SOURCE RECORDS:
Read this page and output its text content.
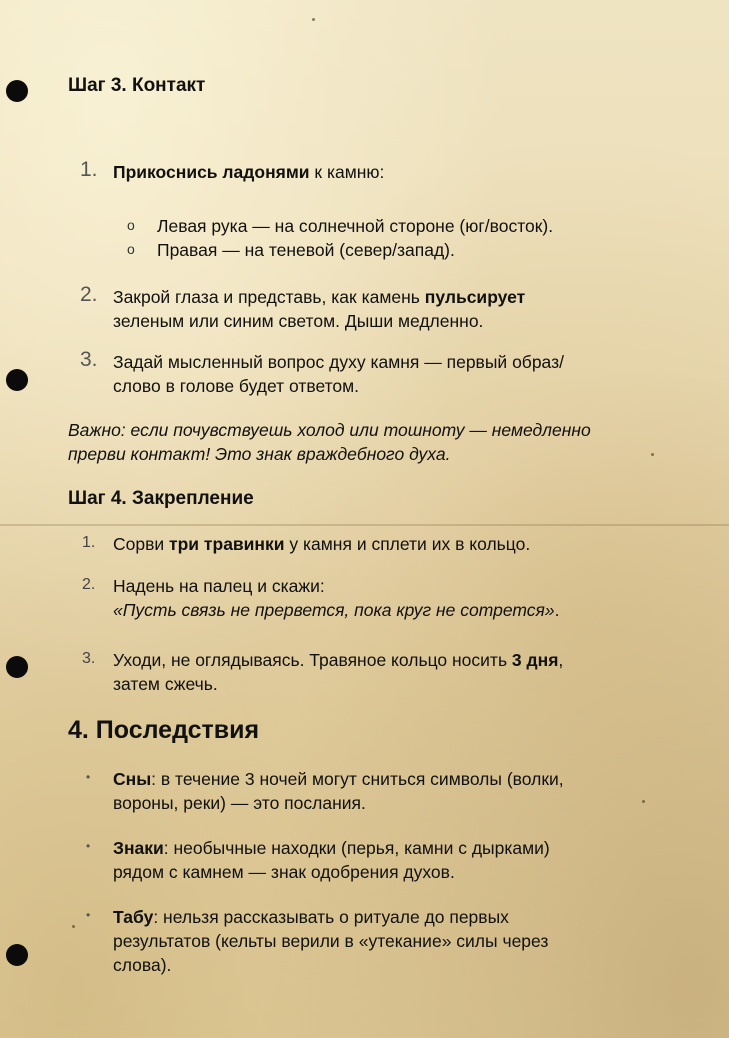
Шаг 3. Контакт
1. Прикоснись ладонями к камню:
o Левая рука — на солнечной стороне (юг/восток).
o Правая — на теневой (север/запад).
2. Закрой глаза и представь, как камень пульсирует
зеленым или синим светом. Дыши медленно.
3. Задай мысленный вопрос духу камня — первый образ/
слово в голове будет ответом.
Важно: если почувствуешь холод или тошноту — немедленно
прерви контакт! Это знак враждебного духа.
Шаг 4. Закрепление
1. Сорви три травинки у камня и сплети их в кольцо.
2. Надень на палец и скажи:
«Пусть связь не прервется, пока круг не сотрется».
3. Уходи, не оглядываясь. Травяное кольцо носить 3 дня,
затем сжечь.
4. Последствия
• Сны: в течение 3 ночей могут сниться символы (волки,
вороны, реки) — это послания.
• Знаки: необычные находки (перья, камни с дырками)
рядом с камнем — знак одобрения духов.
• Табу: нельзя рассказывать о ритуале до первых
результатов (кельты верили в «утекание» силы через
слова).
==
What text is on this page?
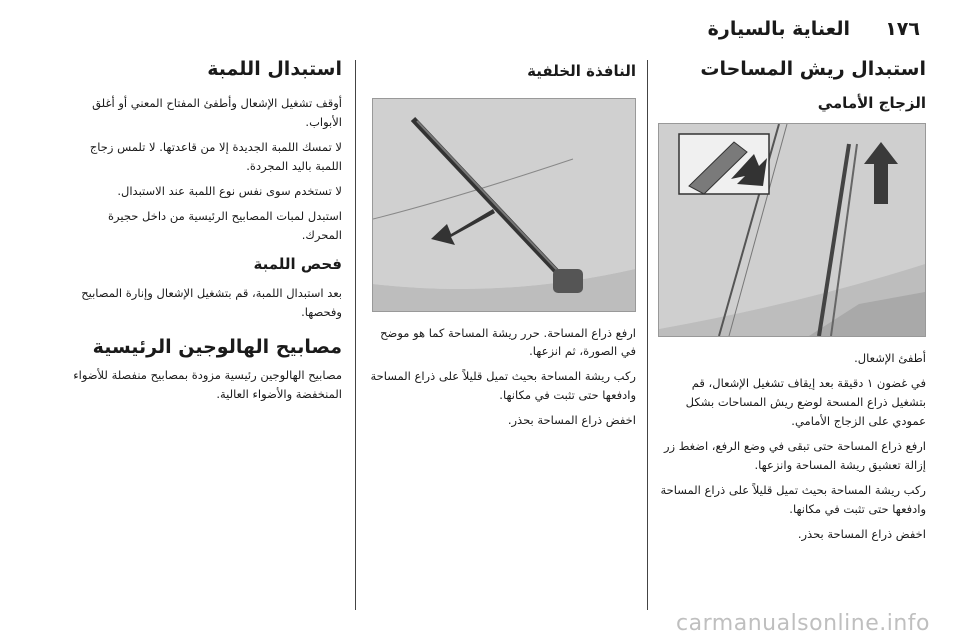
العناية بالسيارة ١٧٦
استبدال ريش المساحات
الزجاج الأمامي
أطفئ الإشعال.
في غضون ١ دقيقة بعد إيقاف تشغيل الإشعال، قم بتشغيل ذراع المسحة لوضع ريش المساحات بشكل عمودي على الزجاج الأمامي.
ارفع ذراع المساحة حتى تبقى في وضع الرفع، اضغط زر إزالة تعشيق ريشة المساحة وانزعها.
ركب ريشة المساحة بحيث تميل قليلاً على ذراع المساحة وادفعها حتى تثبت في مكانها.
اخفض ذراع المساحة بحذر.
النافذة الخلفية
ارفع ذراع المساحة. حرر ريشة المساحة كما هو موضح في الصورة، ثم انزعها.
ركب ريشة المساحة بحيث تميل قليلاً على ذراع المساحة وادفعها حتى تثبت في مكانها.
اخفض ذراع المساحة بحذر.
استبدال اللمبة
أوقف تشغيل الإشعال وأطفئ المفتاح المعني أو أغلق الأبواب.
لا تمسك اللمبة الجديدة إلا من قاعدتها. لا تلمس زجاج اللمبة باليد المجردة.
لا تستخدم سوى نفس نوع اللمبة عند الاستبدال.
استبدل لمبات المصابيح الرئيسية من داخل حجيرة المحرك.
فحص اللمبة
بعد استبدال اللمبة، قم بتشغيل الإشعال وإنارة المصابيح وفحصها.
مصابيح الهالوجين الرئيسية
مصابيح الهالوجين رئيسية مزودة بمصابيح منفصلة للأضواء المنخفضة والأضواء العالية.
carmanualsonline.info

TASK GOAL: Gather each line in the entries above where the string "الرئيسية" is found.

RESPONSE TO THIS EXERCISE:
استبدل لمبات المصابيح الرئيسية من داخل حجيرة المحرك.
مصابيح الهالوجين الرئيسية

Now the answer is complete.